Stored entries
◆ ◆ ◆

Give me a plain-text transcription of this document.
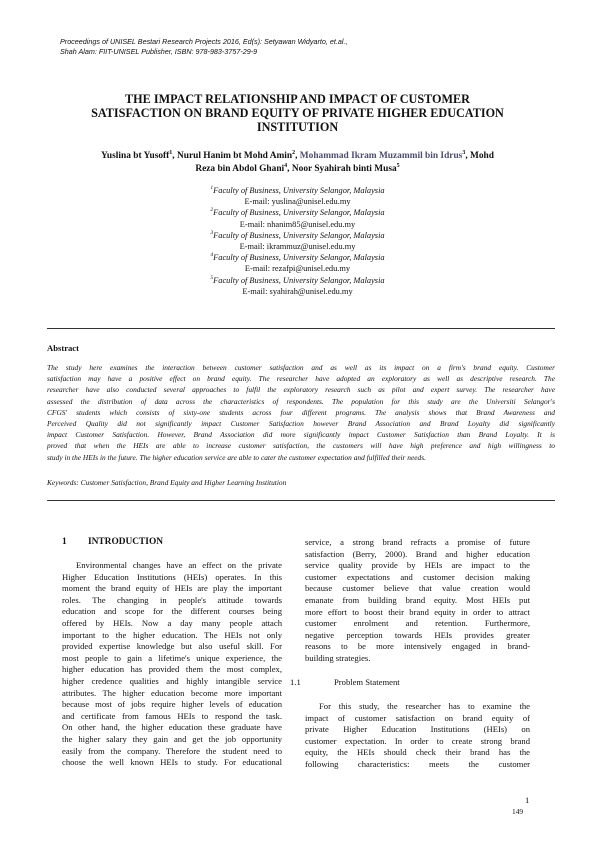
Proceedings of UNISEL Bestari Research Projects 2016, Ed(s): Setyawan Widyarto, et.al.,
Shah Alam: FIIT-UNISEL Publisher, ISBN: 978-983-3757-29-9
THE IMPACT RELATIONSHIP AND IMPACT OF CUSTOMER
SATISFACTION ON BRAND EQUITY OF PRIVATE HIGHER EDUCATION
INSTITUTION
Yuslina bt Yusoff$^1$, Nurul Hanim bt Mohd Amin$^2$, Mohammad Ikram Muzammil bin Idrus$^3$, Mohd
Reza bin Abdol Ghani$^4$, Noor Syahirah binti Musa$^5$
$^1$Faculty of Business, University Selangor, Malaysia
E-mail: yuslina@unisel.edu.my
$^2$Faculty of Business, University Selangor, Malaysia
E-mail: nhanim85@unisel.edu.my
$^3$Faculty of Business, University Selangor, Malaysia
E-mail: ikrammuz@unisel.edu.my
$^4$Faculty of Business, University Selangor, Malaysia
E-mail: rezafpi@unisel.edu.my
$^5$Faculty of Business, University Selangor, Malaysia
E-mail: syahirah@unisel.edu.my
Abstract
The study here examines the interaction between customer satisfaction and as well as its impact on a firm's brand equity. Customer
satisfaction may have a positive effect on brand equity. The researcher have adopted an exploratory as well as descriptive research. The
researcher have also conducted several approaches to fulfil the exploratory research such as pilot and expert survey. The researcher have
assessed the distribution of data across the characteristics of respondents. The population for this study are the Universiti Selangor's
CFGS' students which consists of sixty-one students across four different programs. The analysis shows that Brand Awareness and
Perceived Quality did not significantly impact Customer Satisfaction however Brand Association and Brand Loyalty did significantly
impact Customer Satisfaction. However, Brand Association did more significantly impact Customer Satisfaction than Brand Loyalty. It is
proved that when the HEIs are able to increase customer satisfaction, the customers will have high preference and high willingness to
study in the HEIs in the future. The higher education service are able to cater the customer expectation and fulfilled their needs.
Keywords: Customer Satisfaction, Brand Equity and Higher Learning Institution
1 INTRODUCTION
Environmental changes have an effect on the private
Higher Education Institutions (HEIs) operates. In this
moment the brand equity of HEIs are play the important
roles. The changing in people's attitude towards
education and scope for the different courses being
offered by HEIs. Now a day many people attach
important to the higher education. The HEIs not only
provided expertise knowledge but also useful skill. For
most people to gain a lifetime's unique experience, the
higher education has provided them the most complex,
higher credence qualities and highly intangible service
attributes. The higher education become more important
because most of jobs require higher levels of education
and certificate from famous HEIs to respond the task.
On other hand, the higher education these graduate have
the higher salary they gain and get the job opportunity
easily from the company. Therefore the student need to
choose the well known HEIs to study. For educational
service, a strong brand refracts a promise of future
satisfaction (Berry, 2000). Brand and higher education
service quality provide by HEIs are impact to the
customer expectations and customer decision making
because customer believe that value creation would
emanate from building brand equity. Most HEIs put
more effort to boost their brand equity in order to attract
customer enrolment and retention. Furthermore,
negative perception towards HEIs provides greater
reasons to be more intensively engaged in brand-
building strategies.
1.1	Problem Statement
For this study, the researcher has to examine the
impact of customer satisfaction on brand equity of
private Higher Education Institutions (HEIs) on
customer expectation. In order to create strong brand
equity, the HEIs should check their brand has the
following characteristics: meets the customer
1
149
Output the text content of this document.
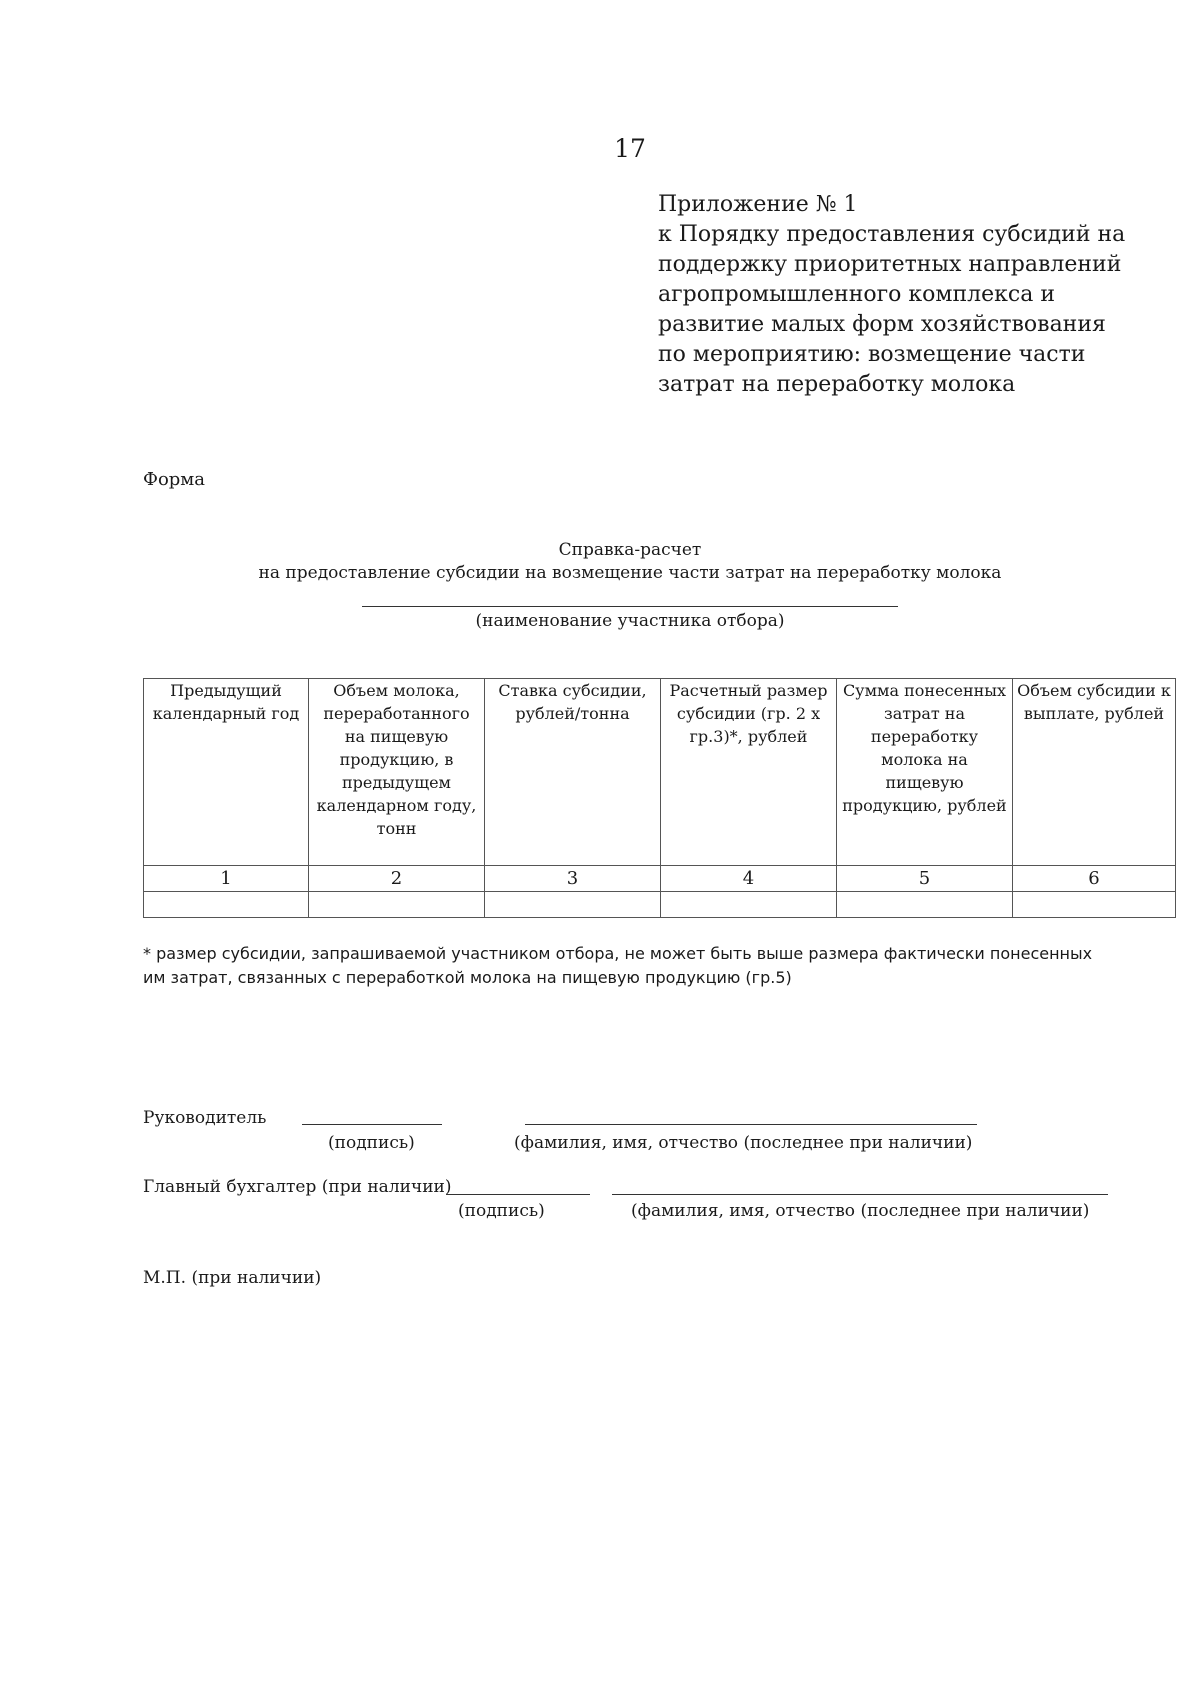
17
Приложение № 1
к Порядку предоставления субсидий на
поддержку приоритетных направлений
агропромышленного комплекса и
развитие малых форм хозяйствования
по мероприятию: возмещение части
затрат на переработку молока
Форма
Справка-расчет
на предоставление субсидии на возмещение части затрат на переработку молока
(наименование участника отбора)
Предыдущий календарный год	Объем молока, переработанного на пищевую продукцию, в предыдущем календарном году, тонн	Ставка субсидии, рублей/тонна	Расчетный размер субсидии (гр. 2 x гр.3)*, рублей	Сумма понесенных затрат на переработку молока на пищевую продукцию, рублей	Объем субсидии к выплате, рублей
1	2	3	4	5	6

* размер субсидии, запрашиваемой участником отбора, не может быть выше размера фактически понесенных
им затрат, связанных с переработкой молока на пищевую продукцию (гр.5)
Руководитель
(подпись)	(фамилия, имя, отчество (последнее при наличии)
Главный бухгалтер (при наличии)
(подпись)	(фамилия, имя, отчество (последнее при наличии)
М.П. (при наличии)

◆ ◆ ◆

_Task goal_
Count how many lines include the string "exploratory". Nothing but the number is needed.

_Output_
2